DO THIS: Find the lines holding the string "Минобразова" in the data, then copy all of them.

SOURCE DATA:

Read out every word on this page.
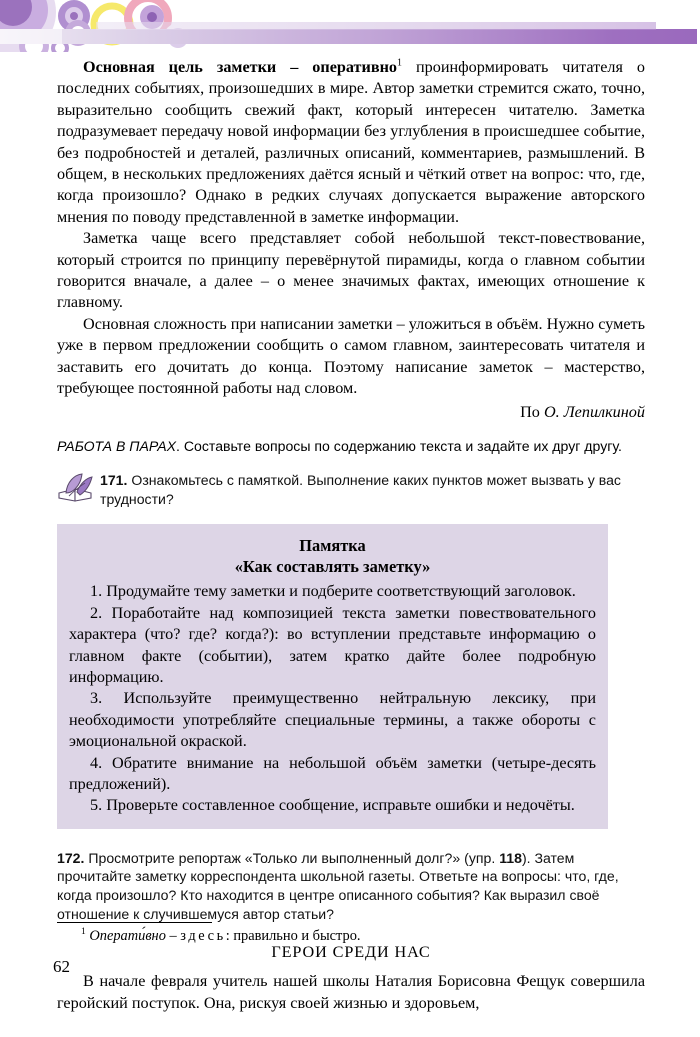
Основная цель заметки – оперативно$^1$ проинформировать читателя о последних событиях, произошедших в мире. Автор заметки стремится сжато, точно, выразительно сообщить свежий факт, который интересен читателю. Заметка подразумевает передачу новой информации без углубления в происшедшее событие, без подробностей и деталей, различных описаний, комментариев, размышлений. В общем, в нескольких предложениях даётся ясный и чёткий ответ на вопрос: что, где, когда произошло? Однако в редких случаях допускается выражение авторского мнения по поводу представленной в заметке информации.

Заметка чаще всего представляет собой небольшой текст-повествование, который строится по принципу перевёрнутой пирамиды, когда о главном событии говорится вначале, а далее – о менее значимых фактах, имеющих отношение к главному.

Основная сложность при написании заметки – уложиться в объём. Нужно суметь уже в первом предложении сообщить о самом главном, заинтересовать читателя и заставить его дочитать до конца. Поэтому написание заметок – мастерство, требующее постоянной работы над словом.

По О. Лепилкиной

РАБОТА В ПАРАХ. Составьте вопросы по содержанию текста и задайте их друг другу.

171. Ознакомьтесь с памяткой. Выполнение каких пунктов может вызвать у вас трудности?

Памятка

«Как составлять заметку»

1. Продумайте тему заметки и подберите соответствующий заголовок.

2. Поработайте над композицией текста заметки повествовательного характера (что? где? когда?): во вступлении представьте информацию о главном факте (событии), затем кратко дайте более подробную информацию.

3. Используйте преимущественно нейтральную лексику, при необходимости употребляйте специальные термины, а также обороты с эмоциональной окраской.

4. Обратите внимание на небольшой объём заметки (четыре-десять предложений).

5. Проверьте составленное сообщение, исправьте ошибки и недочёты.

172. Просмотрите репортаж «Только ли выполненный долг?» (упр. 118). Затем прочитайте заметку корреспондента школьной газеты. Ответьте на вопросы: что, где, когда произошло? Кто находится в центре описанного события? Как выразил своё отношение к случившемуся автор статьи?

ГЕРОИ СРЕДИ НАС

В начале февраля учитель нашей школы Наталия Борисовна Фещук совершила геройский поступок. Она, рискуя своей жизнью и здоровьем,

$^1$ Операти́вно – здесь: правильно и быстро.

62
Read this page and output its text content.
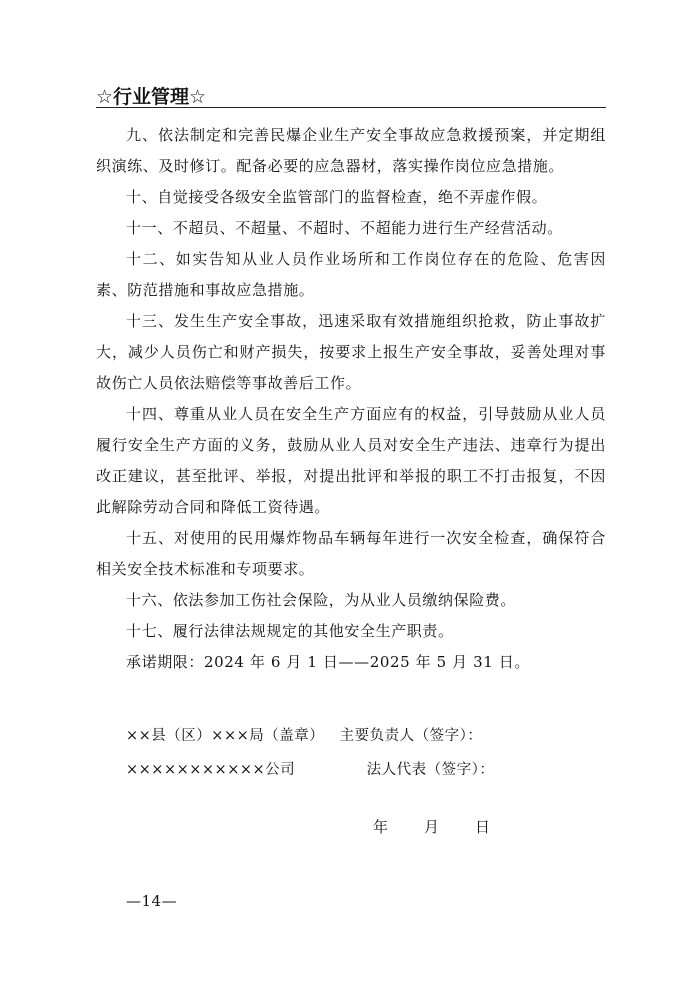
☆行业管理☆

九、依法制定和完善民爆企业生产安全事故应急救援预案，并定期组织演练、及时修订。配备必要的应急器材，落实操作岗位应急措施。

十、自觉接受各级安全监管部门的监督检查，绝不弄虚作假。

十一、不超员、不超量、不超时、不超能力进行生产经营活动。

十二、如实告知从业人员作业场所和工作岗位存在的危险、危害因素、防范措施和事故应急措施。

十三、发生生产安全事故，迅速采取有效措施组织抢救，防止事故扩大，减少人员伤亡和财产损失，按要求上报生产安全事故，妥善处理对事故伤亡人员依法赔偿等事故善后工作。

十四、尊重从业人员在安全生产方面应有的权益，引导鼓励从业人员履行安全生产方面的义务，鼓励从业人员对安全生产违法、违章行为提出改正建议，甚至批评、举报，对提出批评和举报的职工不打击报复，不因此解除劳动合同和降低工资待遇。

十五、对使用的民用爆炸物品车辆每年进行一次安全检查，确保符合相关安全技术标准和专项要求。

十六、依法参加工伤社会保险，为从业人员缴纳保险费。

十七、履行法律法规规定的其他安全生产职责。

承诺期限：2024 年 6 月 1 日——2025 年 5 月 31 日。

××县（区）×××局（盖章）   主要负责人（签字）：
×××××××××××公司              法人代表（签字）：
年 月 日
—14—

---

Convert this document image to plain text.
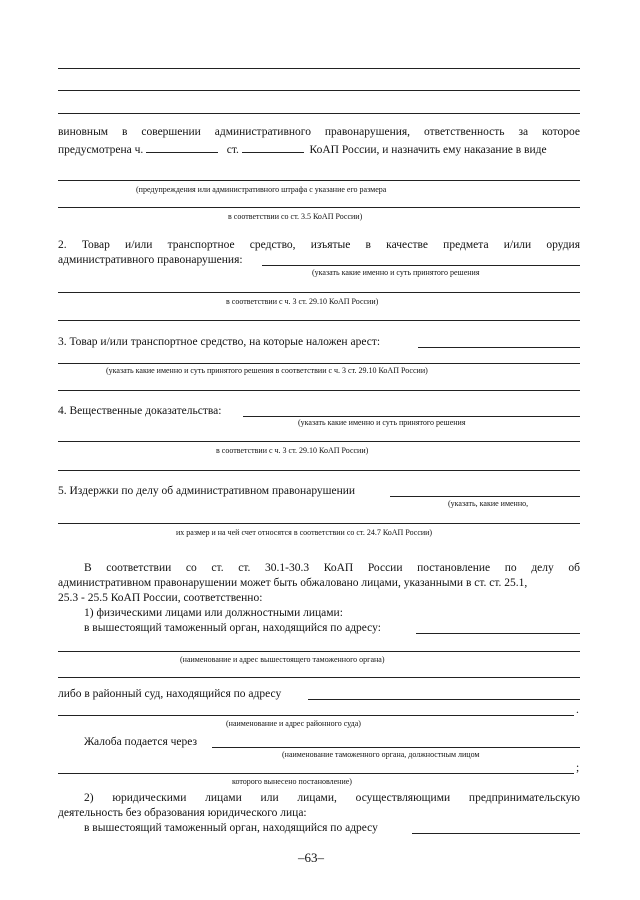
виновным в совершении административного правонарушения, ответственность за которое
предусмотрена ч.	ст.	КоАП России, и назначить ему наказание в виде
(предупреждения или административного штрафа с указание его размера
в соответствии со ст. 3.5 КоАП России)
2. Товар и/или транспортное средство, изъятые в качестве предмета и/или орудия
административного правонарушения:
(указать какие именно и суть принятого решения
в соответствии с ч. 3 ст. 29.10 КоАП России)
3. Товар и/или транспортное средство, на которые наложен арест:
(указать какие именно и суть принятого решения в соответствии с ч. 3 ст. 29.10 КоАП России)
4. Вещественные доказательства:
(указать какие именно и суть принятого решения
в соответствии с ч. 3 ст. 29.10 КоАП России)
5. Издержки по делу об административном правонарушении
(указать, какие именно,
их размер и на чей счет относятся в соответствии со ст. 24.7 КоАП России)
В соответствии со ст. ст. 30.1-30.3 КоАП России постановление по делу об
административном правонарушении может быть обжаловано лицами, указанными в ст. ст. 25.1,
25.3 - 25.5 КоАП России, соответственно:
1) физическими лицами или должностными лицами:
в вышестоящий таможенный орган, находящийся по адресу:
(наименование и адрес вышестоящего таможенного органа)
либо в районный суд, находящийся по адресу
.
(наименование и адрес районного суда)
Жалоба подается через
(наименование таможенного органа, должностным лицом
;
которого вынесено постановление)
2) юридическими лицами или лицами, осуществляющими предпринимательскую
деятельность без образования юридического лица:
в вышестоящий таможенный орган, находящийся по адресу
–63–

...

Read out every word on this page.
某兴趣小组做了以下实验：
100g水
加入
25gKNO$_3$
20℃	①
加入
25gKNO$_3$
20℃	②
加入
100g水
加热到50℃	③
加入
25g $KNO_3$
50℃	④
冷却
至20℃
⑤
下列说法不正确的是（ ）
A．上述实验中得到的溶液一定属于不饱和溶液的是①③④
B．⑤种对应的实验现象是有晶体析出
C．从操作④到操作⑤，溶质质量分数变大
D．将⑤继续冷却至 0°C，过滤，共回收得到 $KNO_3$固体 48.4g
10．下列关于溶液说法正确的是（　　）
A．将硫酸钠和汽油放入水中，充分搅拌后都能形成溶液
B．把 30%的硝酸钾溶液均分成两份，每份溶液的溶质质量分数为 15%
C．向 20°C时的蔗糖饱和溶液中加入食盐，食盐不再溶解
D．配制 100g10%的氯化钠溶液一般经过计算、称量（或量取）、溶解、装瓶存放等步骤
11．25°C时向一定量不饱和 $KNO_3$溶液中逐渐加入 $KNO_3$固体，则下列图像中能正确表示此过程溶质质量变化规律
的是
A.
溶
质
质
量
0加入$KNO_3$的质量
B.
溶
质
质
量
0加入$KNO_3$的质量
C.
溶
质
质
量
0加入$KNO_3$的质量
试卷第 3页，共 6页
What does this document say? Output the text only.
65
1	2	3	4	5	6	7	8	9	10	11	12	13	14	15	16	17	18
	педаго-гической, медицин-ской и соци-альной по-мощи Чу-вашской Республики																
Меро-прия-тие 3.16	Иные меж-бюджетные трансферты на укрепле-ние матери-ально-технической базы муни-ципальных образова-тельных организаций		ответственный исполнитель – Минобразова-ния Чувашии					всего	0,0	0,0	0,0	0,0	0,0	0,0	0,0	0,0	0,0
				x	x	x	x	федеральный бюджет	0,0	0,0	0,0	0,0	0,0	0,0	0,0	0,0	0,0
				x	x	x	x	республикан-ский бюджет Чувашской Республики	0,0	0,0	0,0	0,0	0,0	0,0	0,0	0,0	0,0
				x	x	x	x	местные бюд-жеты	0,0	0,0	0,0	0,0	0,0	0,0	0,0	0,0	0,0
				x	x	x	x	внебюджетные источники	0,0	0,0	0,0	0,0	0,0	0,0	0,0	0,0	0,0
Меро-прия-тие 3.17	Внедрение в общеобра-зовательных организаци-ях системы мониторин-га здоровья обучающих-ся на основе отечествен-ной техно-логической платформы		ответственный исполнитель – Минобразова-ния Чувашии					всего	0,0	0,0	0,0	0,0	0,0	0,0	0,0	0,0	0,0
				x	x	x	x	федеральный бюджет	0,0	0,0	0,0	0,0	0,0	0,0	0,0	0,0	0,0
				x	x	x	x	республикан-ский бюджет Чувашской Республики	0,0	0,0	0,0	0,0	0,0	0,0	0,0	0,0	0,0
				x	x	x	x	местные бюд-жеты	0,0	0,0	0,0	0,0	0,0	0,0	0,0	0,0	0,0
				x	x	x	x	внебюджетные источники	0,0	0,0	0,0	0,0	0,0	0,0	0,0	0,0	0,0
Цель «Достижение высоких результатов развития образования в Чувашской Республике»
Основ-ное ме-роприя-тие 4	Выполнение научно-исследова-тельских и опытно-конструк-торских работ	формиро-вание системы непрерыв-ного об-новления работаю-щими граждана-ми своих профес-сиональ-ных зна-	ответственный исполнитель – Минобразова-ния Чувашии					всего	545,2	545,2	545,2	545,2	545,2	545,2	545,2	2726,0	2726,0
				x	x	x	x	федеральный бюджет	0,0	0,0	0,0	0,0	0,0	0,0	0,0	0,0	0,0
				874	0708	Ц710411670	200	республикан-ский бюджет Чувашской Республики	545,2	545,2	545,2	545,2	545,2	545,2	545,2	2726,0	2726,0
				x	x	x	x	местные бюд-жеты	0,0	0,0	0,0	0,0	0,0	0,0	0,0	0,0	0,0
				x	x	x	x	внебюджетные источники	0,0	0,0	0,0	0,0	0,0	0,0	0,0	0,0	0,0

SOLUTION TO THIS TASK:
Меро-прия-тие 3.16	Иные меж-бюджетные трансферты на укрепле-ние матери-ально-технической базы муни-ципальных образова-тельных организаций		ответственный исполнитель – Минобразова-ния Чувашии					всего	0,0	0,0	0,0	0,0	0,0	0,0	0,0	0,0	0,0
Меро-прия-тие 3.17	Внедрение в общеобра-зовательных организаци-ях системы мониторин-га здоровья обучающих-ся на основе отечествен-ной техно-логической платформы		ответственный исполнитель – Минобразова-ния Чувашии					всего	0,0	0,0	0,0	0,0	0,0	0,0	0,0	0,0	0,0
Основ-ное ме-роприя-тие 4	Выполнение научно-исследова-тельских и опытно-конструк-торских работ	формиро-вание системы непрерыв-ного об-новления работаю-щими граждана-ми своих профес-сиональ-ных зна-	ответственный исполнитель – Минобразова-ния Чувашии					всего	545,2	545,2	545,2	545,2	545,2	545,2	545,2	2726,0	2726,0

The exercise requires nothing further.